### TASK TO CARRY OUT
Every line of the data must be copied exactly.

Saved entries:
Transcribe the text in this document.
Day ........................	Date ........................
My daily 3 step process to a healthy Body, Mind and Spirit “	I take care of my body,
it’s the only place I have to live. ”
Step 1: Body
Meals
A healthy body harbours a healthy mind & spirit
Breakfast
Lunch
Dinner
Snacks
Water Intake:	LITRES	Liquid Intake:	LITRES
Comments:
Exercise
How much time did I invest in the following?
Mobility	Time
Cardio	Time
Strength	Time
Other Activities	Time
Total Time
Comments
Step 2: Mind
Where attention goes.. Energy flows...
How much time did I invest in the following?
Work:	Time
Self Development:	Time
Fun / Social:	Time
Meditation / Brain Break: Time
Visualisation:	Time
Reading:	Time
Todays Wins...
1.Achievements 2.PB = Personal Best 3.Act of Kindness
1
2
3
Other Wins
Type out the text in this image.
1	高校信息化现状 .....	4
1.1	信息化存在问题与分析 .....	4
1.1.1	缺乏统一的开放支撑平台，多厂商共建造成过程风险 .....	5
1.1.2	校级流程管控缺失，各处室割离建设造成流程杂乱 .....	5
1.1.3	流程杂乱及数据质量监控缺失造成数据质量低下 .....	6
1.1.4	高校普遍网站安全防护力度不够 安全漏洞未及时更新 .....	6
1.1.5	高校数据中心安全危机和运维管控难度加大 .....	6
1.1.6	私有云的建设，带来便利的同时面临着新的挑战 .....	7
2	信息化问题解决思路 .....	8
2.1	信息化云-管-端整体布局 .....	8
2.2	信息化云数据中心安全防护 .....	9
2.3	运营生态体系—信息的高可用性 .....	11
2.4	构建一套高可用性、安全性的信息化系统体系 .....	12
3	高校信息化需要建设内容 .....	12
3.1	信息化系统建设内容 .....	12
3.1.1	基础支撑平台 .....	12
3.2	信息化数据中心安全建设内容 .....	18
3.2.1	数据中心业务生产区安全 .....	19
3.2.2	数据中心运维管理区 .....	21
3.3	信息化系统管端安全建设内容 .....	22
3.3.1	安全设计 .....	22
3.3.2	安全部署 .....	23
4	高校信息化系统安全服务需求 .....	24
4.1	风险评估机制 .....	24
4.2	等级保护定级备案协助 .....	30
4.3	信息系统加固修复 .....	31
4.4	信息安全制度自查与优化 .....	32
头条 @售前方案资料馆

### EXPECTED ANSWER
Transcribe the text in this document.
Day ........................	Date ........................
My daily 3 step process to a healthy Body, Mind and Spirit “	I take care of my body,
it’s the only place I have to live. ”
Step 1: Body
Meals
A healthy body harbours a healthy mind & spirit
Breakfast
Lunch
Dinner
Snacks
Water Intake:	LITRES	Liquid Intake:	LITRES
Comments:
Exercise
How much time did I invest in the following?
Mobility	Time
Cardio	Time
Strength	Time
Other Activities	Time
Total Time
Comments
Step 2: Mind
Where attention goes.. Energy flows...
How much time did I invest in the following?
Work:	Time
Self Development:	Time
Fun / Social:	Time
Meditation / Brain Break: Time
Visualisation:	Time
Reading:	Time
Todays Wins...
1.Achievements 2.PB = Personal Best 3.Act of Kindness
1
2
3
Other Wins
Type out the text in this image.
1	高校信息化现状 .....	4
1.1	信息化存在问题与分析 .....	4
1.1.1	缺乏统一的开放支撑平台，多厂商共建造成过程风险 .....	5
1.1.2	校级流程管控缺失，各处室割离建设造成流程杂乱 .....	5
1.1.3	流程杂乱及数据质量监控缺失造成数据质量低下 .....	6
1.1.4	高校普遍网站安全防护力度不够 安全漏洞未及时更新 .....	6
1.1.5	高校数据中心安全危机和运维管控难度加大 .....	6
1.1.6	私有云的建设，带来便利的同时面临着新的挑战 .....	7
2	信息化问题解决思路 .....	8
2.1	信息化云-管-端整体布局 .....	8
2.2	信息化云数据中心安全防护 .....	9
2.3	运营生态体系—信息的高可用性 .....	11
2.4	构建一套高可用性、安全性的信息化系统体系 .....	12
3	高校信息化需要建设内容 .....	12
3.1	信息化系统建设内容 .....	12
3.1.1	基础支撑平台 .....	12
3.2	信息化数据中心安全建设内容 .....	18
3.2.1	数据中心业务生产区安全 .....	19
3.2.2	数据中心运维管理区 .....	21
3.3	信息化系统管端安全建设内容 .....	22
3.3.1	安全设计 .....	22
3.3.2	安全部署 .....	23
4	高校信息化系统安全服务需求 .....	24
4.1	风险评估机制 .....	24
4.2	等级保护定级备案协助 .....	30
4.3	信息系统加固修复 .....	31
4.4	信息安全制度自查与优化 .....	32
头条 @售前方案资料馆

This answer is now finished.